### WHAT YOU HAVE TO DO
Copy whichever lines contain the string "into".

Entries from a dataset
○ ○ ○

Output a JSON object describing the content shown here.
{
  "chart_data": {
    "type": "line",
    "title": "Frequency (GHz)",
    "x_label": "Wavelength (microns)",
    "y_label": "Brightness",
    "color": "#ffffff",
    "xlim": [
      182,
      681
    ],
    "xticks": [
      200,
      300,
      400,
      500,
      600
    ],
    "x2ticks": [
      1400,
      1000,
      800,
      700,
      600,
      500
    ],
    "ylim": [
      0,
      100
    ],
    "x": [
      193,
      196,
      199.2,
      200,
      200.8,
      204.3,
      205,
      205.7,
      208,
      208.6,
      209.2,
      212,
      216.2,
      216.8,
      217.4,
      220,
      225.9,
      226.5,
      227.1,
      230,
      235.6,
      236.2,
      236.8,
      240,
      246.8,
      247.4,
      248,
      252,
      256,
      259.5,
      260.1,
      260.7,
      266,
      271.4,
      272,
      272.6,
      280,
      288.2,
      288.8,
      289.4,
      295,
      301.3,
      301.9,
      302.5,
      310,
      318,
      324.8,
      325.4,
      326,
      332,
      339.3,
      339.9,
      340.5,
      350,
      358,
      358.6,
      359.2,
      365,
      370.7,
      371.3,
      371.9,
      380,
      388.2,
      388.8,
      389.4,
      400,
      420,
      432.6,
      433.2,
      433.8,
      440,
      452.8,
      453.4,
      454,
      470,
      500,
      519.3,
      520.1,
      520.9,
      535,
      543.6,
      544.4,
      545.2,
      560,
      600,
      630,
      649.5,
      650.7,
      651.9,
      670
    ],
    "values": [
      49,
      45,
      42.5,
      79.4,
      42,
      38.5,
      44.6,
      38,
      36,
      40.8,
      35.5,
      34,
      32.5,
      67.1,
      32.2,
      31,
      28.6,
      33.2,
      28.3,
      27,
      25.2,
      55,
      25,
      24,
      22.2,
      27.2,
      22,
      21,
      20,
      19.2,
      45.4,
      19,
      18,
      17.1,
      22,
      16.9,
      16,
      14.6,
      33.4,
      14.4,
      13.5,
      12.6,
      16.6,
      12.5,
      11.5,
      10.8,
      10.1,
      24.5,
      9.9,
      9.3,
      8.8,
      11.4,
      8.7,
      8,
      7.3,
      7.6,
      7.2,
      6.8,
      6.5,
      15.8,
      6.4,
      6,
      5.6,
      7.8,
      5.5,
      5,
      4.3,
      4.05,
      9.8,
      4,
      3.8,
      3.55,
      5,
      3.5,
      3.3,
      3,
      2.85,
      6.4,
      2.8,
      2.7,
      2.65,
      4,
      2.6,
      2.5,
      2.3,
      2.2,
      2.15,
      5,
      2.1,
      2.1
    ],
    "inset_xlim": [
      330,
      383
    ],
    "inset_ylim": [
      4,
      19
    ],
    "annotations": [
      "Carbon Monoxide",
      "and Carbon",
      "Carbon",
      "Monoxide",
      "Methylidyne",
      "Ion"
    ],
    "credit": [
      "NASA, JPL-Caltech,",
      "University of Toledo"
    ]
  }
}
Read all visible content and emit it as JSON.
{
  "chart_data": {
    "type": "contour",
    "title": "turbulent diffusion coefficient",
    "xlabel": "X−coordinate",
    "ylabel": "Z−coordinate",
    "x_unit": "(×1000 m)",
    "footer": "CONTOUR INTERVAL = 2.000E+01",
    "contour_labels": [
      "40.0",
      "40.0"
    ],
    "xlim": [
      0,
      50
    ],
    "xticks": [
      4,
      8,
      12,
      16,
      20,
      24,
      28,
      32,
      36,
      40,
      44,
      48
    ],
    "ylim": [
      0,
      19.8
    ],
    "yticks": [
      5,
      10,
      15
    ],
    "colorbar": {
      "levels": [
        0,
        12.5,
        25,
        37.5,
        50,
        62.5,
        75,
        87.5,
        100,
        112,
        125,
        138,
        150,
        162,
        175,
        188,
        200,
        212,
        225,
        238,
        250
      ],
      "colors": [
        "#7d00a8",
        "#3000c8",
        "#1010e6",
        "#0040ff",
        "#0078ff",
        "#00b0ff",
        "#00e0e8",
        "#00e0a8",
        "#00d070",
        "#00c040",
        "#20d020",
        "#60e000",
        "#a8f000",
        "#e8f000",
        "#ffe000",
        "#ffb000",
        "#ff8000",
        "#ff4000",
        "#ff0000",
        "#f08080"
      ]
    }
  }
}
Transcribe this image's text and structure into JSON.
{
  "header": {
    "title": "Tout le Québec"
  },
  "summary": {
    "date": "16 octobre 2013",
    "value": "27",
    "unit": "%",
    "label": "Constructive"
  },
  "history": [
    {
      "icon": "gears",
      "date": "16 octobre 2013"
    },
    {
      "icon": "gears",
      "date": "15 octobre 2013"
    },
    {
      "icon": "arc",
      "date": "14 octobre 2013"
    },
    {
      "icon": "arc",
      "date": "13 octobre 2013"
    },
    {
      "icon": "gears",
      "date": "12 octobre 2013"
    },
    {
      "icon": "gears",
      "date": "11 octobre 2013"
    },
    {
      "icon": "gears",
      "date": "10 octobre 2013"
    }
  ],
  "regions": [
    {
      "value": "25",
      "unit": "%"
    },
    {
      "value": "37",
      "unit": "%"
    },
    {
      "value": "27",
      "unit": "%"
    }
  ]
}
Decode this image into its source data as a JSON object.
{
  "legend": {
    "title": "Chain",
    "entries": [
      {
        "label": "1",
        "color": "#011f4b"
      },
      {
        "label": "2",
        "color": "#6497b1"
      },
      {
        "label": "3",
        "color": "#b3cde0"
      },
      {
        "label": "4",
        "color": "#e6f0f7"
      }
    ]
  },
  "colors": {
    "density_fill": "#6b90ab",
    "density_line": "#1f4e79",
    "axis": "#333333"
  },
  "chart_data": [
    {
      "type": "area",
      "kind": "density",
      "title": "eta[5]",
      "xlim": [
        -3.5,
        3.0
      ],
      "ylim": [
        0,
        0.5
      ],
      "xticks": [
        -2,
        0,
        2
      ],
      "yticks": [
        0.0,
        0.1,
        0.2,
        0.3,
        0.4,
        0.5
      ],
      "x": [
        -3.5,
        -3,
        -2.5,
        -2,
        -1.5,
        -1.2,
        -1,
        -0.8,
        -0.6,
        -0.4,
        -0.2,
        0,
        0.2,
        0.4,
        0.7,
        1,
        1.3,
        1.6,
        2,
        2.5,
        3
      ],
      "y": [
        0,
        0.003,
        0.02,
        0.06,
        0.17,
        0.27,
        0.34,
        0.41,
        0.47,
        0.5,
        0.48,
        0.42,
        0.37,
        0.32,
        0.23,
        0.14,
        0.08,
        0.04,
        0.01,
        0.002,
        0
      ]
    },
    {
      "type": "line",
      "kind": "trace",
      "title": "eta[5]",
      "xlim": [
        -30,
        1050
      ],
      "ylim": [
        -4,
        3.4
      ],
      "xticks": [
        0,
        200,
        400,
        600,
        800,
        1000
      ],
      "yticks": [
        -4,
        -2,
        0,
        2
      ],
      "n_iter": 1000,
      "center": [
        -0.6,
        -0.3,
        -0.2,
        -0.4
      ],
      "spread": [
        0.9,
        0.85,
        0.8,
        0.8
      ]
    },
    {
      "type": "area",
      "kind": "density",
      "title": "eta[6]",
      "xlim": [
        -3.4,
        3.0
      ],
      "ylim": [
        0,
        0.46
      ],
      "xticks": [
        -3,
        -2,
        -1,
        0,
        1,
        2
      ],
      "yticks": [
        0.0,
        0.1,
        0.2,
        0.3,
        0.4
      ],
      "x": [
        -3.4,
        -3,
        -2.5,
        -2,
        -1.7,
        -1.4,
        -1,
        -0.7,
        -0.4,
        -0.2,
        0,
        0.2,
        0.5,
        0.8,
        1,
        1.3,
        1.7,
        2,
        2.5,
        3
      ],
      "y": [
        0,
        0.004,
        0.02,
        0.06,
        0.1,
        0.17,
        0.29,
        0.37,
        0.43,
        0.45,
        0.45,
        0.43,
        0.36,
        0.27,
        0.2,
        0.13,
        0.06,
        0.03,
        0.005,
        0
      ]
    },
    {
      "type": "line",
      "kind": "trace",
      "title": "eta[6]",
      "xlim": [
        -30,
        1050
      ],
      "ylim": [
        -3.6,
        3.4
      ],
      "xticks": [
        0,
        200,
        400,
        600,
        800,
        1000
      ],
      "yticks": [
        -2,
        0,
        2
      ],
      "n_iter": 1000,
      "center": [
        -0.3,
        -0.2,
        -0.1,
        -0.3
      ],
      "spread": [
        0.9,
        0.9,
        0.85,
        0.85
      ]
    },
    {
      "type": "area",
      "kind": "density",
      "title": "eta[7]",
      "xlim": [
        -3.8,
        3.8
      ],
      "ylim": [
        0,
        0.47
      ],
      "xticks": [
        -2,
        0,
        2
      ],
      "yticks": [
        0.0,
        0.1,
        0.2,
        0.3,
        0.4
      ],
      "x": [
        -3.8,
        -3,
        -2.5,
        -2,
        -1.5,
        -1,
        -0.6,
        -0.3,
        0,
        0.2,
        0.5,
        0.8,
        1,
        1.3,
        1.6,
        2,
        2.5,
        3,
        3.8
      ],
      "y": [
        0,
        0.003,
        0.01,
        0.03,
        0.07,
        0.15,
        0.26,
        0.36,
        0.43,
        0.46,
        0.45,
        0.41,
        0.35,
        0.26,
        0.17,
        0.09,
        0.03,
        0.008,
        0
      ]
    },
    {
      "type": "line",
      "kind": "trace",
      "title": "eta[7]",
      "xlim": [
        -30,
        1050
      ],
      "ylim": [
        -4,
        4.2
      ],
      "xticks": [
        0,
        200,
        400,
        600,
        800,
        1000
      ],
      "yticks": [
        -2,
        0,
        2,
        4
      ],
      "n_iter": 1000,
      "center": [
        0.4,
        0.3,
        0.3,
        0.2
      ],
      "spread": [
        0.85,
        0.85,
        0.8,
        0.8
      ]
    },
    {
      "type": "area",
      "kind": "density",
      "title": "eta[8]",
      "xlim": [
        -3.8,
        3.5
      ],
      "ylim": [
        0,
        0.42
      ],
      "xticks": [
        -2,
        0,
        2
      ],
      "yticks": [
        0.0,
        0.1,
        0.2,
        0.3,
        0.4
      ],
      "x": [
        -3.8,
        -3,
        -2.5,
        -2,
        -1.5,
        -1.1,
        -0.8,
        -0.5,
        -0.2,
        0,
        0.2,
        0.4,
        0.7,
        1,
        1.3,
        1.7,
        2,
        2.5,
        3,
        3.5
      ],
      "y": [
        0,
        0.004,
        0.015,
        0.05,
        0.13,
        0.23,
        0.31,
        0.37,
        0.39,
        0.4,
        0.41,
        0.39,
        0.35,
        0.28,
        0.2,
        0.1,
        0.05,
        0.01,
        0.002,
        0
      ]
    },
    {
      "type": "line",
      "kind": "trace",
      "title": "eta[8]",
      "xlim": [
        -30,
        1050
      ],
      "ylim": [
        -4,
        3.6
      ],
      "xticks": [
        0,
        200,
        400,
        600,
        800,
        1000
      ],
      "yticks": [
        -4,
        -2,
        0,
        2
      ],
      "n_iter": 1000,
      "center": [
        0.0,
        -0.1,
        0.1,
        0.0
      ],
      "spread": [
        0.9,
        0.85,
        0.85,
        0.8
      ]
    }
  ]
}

○ ○ ○

### RESPONSE TO THE EXERCISE
Transcribe this image's text and structure into JSON.
Decode this image into its source data as a JSON object.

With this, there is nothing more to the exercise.